* [Task details]: Pull every line that holds the word "this" from the entries.

>> Start Input records

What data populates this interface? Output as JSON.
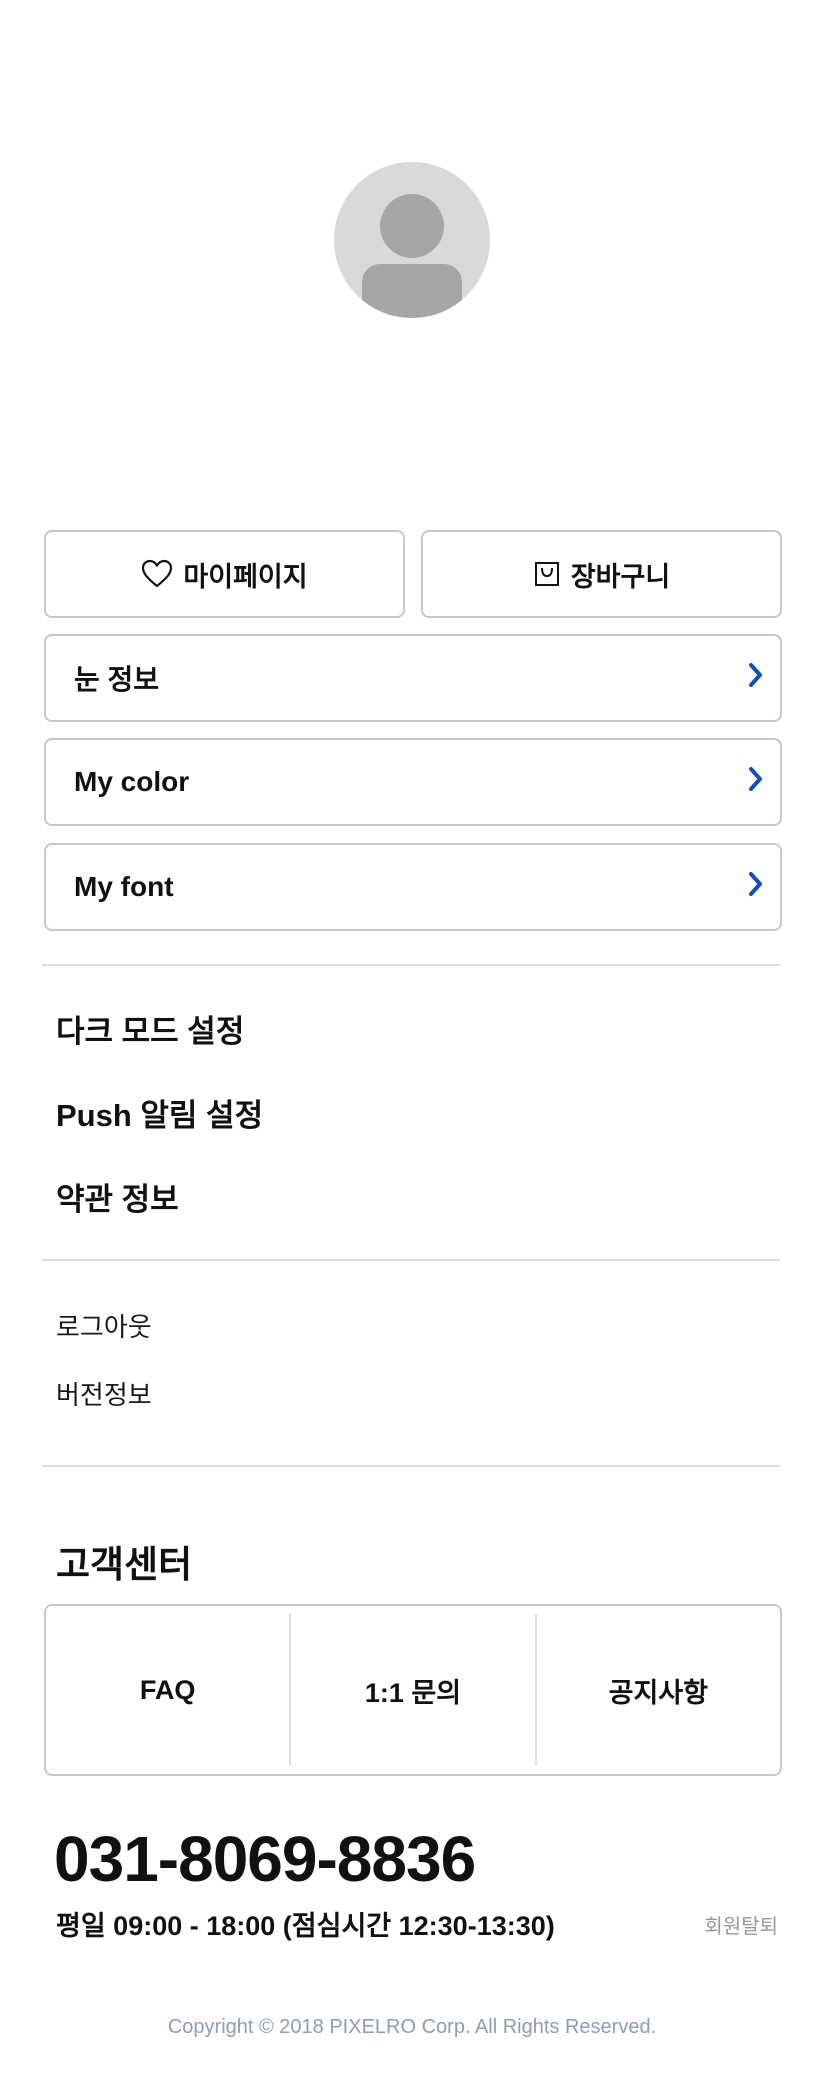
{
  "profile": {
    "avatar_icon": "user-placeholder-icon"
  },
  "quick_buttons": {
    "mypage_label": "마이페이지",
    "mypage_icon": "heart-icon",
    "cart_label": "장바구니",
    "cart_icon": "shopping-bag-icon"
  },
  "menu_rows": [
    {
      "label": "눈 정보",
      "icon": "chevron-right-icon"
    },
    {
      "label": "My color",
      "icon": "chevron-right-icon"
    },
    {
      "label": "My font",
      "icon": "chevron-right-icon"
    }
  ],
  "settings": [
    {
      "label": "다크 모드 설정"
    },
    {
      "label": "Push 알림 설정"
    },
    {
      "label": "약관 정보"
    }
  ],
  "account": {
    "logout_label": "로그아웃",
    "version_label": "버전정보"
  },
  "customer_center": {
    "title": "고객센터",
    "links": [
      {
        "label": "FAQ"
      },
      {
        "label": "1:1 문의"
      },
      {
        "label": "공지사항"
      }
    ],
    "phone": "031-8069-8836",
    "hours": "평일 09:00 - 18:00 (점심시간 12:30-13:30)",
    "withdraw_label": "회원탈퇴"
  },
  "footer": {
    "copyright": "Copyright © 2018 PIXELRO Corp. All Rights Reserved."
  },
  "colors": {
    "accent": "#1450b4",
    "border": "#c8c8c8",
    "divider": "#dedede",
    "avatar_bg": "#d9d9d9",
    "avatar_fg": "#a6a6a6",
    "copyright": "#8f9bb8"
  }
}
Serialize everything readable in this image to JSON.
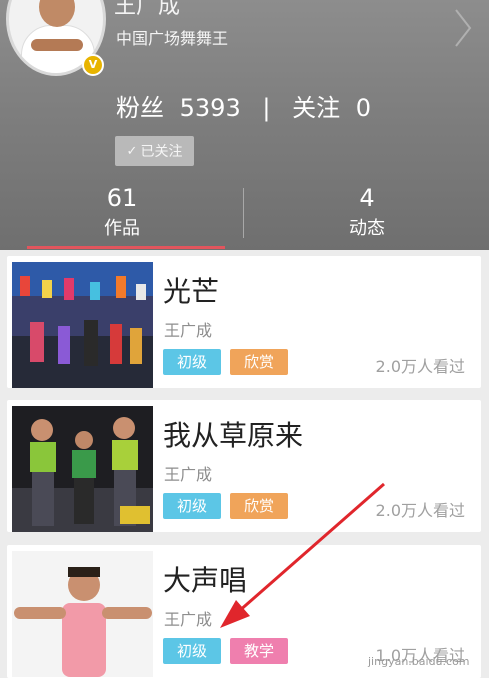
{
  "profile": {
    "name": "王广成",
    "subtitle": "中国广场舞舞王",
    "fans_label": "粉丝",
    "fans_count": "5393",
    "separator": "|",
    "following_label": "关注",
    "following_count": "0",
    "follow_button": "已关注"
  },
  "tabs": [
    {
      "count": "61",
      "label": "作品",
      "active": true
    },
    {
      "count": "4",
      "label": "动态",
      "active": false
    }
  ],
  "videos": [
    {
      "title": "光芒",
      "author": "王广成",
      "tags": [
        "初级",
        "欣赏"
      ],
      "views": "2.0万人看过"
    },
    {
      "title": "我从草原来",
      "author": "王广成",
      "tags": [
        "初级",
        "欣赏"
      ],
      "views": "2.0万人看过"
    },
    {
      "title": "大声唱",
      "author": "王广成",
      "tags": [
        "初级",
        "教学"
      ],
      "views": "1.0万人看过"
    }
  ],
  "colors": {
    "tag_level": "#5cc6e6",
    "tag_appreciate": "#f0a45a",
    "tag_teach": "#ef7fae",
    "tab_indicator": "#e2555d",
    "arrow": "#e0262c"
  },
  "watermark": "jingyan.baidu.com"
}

>> End Input records

* [Correct answer]:
What data populates this interface? Output as JSON.
Serialize everything readable in this image to JSON.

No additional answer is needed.